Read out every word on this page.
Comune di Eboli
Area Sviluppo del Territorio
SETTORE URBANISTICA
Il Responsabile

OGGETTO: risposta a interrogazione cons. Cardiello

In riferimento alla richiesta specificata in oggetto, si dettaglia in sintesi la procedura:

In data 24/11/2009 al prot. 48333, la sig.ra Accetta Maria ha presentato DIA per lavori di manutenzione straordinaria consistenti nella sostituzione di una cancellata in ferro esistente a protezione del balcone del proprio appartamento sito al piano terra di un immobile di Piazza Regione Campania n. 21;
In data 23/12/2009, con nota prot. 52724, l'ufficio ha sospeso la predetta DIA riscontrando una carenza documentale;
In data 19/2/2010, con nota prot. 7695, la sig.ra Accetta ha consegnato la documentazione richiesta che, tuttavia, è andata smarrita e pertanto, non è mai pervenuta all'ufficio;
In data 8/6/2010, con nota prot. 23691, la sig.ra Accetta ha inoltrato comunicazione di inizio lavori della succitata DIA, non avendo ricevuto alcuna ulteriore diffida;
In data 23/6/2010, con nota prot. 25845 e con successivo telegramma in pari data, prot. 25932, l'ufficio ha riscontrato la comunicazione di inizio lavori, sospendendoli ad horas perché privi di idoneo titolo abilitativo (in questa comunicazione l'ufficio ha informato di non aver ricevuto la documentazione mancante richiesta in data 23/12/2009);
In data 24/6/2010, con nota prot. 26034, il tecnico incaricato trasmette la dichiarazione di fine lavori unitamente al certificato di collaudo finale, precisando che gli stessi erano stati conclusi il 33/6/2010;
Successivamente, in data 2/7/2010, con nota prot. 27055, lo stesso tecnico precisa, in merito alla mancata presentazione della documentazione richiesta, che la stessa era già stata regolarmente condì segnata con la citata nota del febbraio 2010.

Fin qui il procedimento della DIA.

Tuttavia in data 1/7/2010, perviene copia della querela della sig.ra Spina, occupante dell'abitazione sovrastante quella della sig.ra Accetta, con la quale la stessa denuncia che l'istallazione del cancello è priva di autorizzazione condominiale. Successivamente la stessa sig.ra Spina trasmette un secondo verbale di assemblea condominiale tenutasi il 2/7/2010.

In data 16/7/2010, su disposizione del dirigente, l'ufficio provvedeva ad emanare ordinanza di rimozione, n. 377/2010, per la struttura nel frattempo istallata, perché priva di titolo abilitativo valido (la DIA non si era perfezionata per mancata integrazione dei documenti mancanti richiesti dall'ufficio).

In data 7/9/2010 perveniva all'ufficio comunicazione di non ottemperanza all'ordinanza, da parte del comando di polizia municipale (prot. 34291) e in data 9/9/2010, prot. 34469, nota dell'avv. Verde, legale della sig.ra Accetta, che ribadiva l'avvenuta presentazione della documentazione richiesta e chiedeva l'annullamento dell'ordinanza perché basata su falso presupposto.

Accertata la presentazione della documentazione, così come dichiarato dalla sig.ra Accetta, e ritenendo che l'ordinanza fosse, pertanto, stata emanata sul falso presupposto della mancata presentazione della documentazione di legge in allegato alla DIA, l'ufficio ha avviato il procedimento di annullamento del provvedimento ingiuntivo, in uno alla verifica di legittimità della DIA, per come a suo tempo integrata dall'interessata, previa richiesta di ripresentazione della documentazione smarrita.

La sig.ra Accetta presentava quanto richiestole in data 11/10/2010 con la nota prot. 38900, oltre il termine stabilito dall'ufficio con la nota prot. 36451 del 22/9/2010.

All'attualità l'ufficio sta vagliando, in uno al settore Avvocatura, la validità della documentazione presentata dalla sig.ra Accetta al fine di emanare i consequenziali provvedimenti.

What the task requires => Take the entries and copy them out exactly.

Solution below =>
Read out every word on this page.
Comune di Eboli
Area Sviluppo del Territorio
SETTORE URBANISTICA
Il Responsabile

OGGETTO: risposta a interrogazione cons. Cardiello

In riferimento alla richiesta specificata in oggetto, si dettaglia in sintesi la procedura:

In data 24/11/2009 al prot. 48333, la sig.ra Accetta Maria ha presentato DIA per lavori di manutenzione straordinaria consistenti nella sostituzione di una cancellata in ferro esistente a protezione del balcone del proprio appartamento sito al piano terra di un immobile di Piazza Regione Campania n. 21;
In data 23/12/2009, con nota prot. 52724, l'ufficio ha sospeso la predetta DIA riscontrando una carenza documentale;
In data 19/2/2010, con nota prot. 7695, la sig.ra Accetta ha consegnato la documentazione richiesta che, tuttavia, è andata smarrita e pertanto, non è mai pervenuta all'ufficio;
In data 8/6/2010, con nota prot. 23691, la sig.ra Accetta ha inoltrato comunicazione di inizio lavori della succitata DIA, non avendo ricevuto alcuna ulteriore diffida;
In data 23/6/2010, con nota prot. 25845 e con successivo telegramma in pari data, prot. 25932, l'ufficio ha riscontrato la comunicazione di inizio lavori, sospendendoli ad horas perché privi di idoneo titolo abilitativo (in questa comunicazione l'ufficio ha informato di non aver ricevuto la documentazione mancante richiesta in data 23/12/2009);
In data 24/6/2010, con nota prot. 26034, il tecnico incaricato trasmette la dichiarazione di fine lavori unitamente al certificato di collaudo finale, precisando che gli stessi erano stati conclusi il 33/6/2010;
Successivamente, in data 2/7/2010, con nota prot. 27055, lo stesso tecnico precisa, in merito alla mancata presentazione della documentazione richiesta, che la stessa era già stata regolarmente condì segnata con la citata nota del febbraio 2010.

Fin qui il procedimento della DIA.

Tuttavia in data 1/7/2010, perviene copia della querela della sig.ra Spina, occupante dell'abitazione sovrastante quella della sig.ra Accetta, con la quale la stessa denuncia che l'istallazione del cancello è priva di autorizzazione condominiale. Successivamente la stessa sig.ra Spina trasmette un secondo verbale di assemblea condominiale tenutasi il 2/7/2010.

In data 16/7/2010, su disposizione del dirigente, l'ufficio provvedeva ad emanare ordinanza di rimozione, n. 377/2010, per la struttura nel frattempo istallata, perché priva di titolo abilitativo valido (la DIA non si era perfezionata per mancata integrazione dei documenti mancanti richiesti dall'ufficio).

In data 7/9/2010 perveniva all'ufficio comunicazione di non ottemperanza all'ordinanza, da parte del comando di polizia municipale (prot. 34291) e in data 9/9/2010, prot. 34469, nota dell'avv. Verde, legale della sig.ra Accetta, che ribadiva l'avvenuta presentazione della documentazione richiesta e chiedeva l'annullamento dell'ordinanza perché basata su falso presupposto.

Accertata la presentazione della documentazione, così come dichiarato dalla sig.ra Accetta, e ritenendo che l'ordinanza fosse, pertanto, stata emanata sul falso presupposto della mancata presentazione della documentazione di legge in allegato alla DIA, l'ufficio ha avviato il procedimento di annullamento del provvedimento ingiuntivo, in uno alla verifica di legittimità della DIA, per come a suo tempo integrata dall'interessata, previa richiesta di ripresentazione della documentazione smarrita.

La sig.ra Accetta presentava quanto richiestole in data 11/10/2010 con la nota prot. 38900, oltre il termine stabilito dall'ufficio con la nota prot. 36451 del 22/9/2010.

All'attualità l'ufficio sta vagliando, in uno al settore Avvocatura, la validità della documentazione presentata dalla sig.ra Accetta al fine di emanare i consequenziali provvedimenti.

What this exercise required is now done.